◆ Work required ◆
Your job is to retype all of the data word for word, leaving every image out.

++++++

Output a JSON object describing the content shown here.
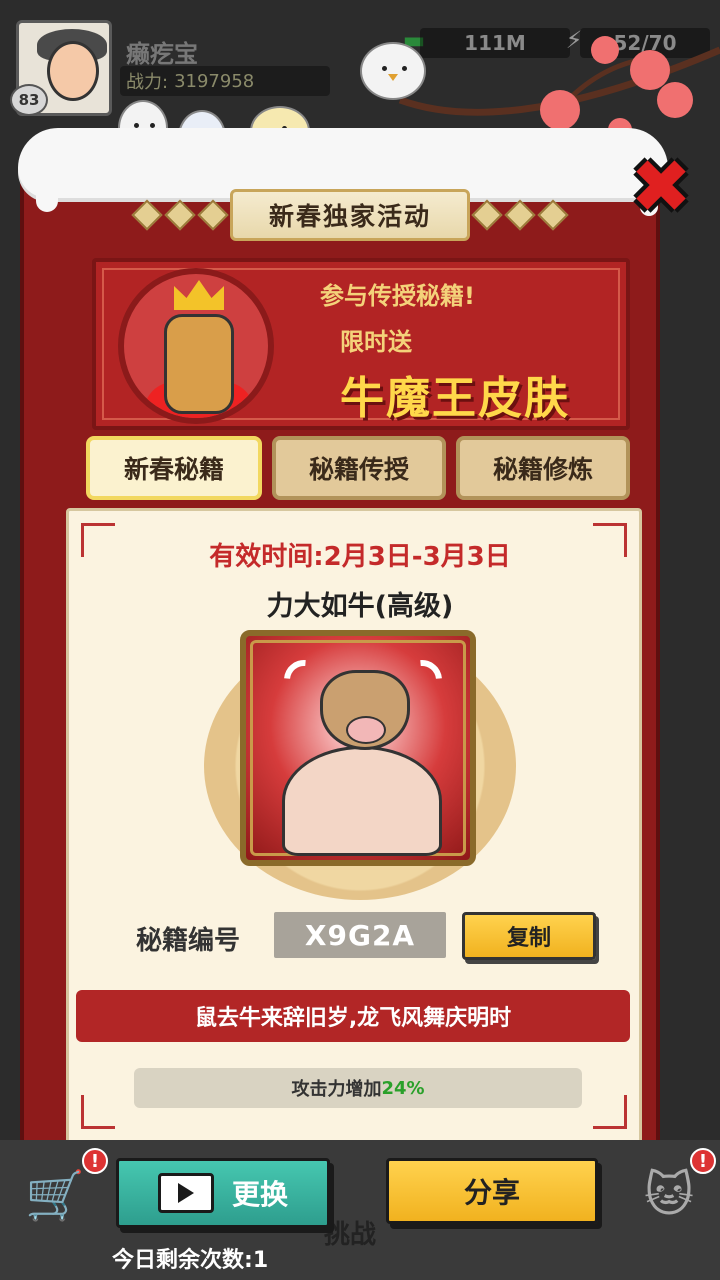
{
  "header": {
    "player_name": "癞疙宝",
    "power_label": "战力:",
    "power_value": "3197958",
    "level": "83",
    "money": "111M",
    "energy": "52/70"
  },
  "modal": {
    "title": "新春独家活动",
    "close_icon": "close-x",
    "banner": {
      "line1": "参与传授秘籍!",
      "line2": "限时送",
      "line3": "牛魔王皮肤"
    },
    "tabs": [
      {
        "label": "新春秘籍",
        "active": true
      },
      {
        "label": "秘籍传授",
        "active": false
      },
      {
        "label": "秘籍修炼",
        "active": false
      }
    ],
    "valid_time": "有效时间:2月3日-3月3日",
    "skill_name": "力大如牛(高级)",
    "code_label": "秘籍编号",
    "code_value": "X9G2A",
    "copy_label": "复制",
    "poem": "鼠去牛来辞旧岁,龙飞风舞庆明时",
    "bonus_text": "攻击力增加",
    "bonus_pct": "24%"
  },
  "footer": {
    "swap_label": "更换",
    "share_label": "分享",
    "challenge_label": "挑战",
    "remaining_label": "今日剩余次数:",
    "remaining_value": "1",
    "alert_mark": "!"
  },
  "colors": {
    "modal_red": "#8e1b1b",
    "gold": "#ffd84a",
    "teal": "#2e9e8e",
    "bonus_green": "#2aa02a"
  }
}
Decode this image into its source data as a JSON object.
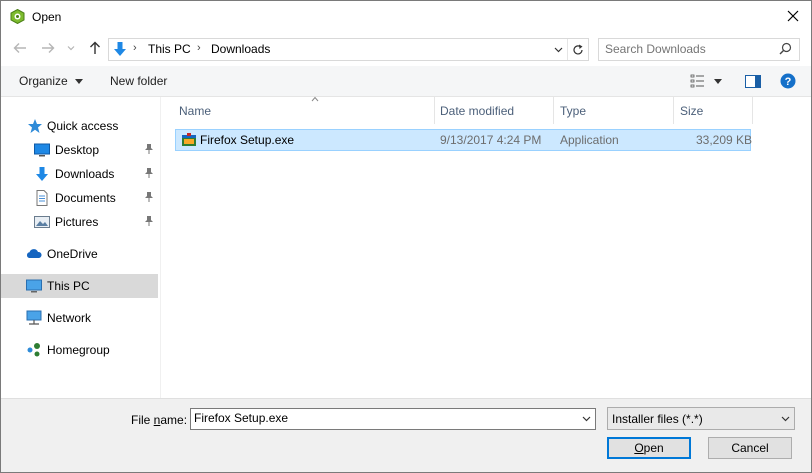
{
  "window": {
    "title": "Open",
    "close_icon": "close-icon"
  },
  "nav": {
    "back": "back-arrow-icon",
    "forward": "forward-arrow-icon",
    "recent": "chevron-down-icon",
    "up": "up-arrow-icon"
  },
  "address": {
    "icon": "downloads-icon",
    "crumbs": [
      "This PC",
      "Downloads"
    ],
    "separator": "›"
  },
  "search": {
    "placeholder": "Search Downloads"
  },
  "toolbar": {
    "organize_label": "Organize",
    "new_folder_label": "New folder"
  },
  "sidebar": {
    "items": [
      {
        "label": "Quick access",
        "icon": "star-icon"
      },
      {
        "label": "Desktop",
        "icon": "desktop-icon",
        "pinned": true
      },
      {
        "label": "Downloads",
        "icon": "downloads-icon",
        "pinned": true
      },
      {
        "label": "Documents",
        "icon": "documents-icon",
        "pinned": true
      },
      {
        "label": "Pictures",
        "icon": "pictures-icon",
        "pinned": true
      },
      {
        "label": "OneDrive",
        "icon": "cloud-icon"
      },
      {
        "label": "This PC",
        "icon": "computer-icon",
        "selected": true
      },
      {
        "label": "Network",
        "icon": "network-icon"
      },
      {
        "label": "Homegroup",
        "icon": "homegroup-icon"
      }
    ]
  },
  "columns": {
    "name": "Name",
    "date": "Date modified",
    "type": "Type",
    "size": "Size"
  },
  "files": [
    {
      "name": "Firefox Setup.exe",
      "date": "9/13/2017 4:24 PM",
      "type": "Application",
      "size": "33,209 KB"
    }
  ],
  "bottom": {
    "filename_label_pre": "File ",
    "filename_label_accel": "n",
    "filename_label_post": "ame:",
    "filename_value": "Firefox Setup.exe",
    "filter_value": "Installer files (*.*)",
    "open_accel": "O",
    "open_rest": "pen",
    "cancel_label": "Cancel"
  },
  "colors": {
    "accent": "#0078d7",
    "selection": "#cce8ff",
    "selection_border": "#99d1ff",
    "header_text": "#4c607a"
  }
}
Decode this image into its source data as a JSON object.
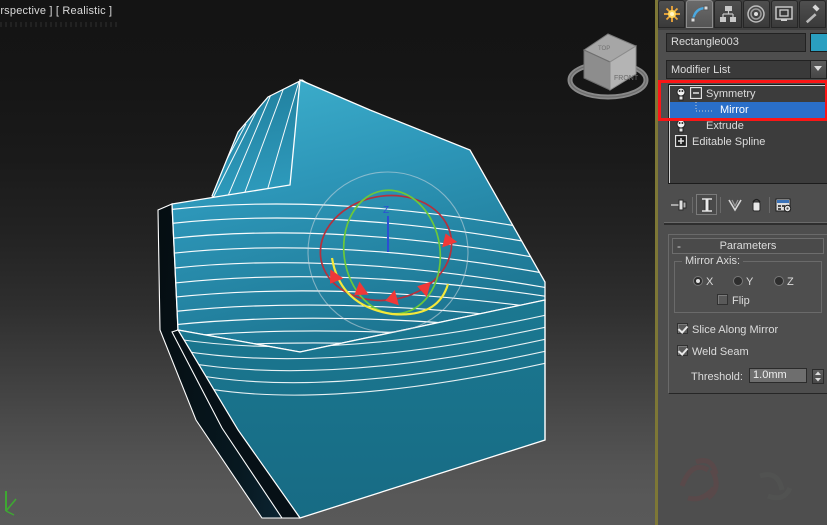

++++++

◆ Response to this task ◆
Output a JSON object describing the content shown here.
{
  "header": {
    "player_name": "癞疙宝",
    "power_label": "战力:",
    "power_value": "3197958",
    "level": "83",
    "money": "111M",
    "energy": "52/70"
  },
  "modal": {
    "title": "新春独家活动",
    "close_icon": "close-x",
    "banner": {
      "line1": "参与传授秘籍!",
      "line2": "限时送",
      "line3": "牛魔王皮肤"
    },
    "tabs": [
      {
        "label": "新春秘籍",
        "active": true
      },
      {
        "label": "秘籍传授",
        "active": false
      },
      {
        "label": "秘籍修炼",
        "active": false
      }
    ],
    "valid_time": "有效时间:2月3日-3月3日",
    "skill_name": "力大如牛(高级)",
    "code_label": "秘籍编号",
    "code_value": "X9G2A",
    "copy_label": "复制",
    "poem": "鼠去牛来辞旧岁,龙飞风舞庆明时",
    "bonus_text": "攻击力增加",
    "bonus_pct": "24%"
  },
  "footer": {
    "swap_label": "更换",
    "share_label": "分享",
    "challenge_label": "挑战",
    "remaining_label": "今日剩余次数:",
    "remaining_value": "1",
    "alert_mark": "!"
  },
  "colors": {
    "modal_red": "#8e1b1b",
    "gold": "#ffd84a",
    "teal": "#2e9e8e",
    "bonus_green": "#2aa02a"
  }
}
Decode this image into its source data as a JSON object.
{
  "window": {
    "title": "Open",
    "close_icon": "close-icon"
  },
  "nav": {
    "back": "back-arrow-icon",
    "forward": "forward-arrow-icon",
    "recent": "chevron-down-icon",
    "up": "up-arrow-icon"
  },
  "address": {
    "icon": "downloads-icon",
    "crumbs": [
      "This PC",
      "Downloads"
    ],
    "separator": "›"
  },
  "search": {
    "placeholder": "Search Downloads"
  },
  "toolbar": {
    "organize_label": "Organize",
    "new_folder_label": "New folder"
  },
  "sidebar": {
    "items": [
      {
        "label": "Quick access",
        "icon": "star-icon"
      },
      {
        "label": "Desktop",
        "icon": "desktop-icon",
        "pinned": true
      },
      {
        "label": "Downloads",
        "icon": "downloads-icon",
        "pinned": true
      },
      {
        "label": "Documents",
        "icon": "documents-icon",
        "pinned": true
      },
      {
        "label": "Pictures",
        "icon": "pictures-icon",
        "pinned": true
      },
      {
        "label": "OneDrive",
        "icon": "cloud-icon"
      },
      {
        "label": "This PC",
        "icon": "computer-icon",
        "selected": true
      },
      {
        "label": "Network",
        "icon": "network-icon"
      },
      {
        "label": "Homegroup",
        "icon": "homegroup-icon"
      }
    ]
  },
  "columns": {
    "name": "Name",
    "date": "Date modified",
    "type": "Type",
    "size": "Size"
  },
  "files": [
    {
      "name": "Firefox Setup.exe",
      "date": "9/13/2017 4:24 PM",
      "type": "Application",
      "size": "33,209 KB"
    }
  ],
  "bottom": {
    "filename_label_pre": "File ",
    "filename_label_accel": "n",
    "filename_label_post": "ame:",
    "filename_value": "Firefox Setup.exe",
    "filter_value": "Installer files (*.*)",
    "open_accel": "O",
    "open_rest": "pen",
    "cancel_label": "Cancel"
  },
  "colors": {
    "accent": "#0078d7",
    "selection": "#cce8ff",
    "selection_border": "#99d1ff",
    "header_text": "#4c607a"
  }
}
Decode this image into its source data as a JSON object.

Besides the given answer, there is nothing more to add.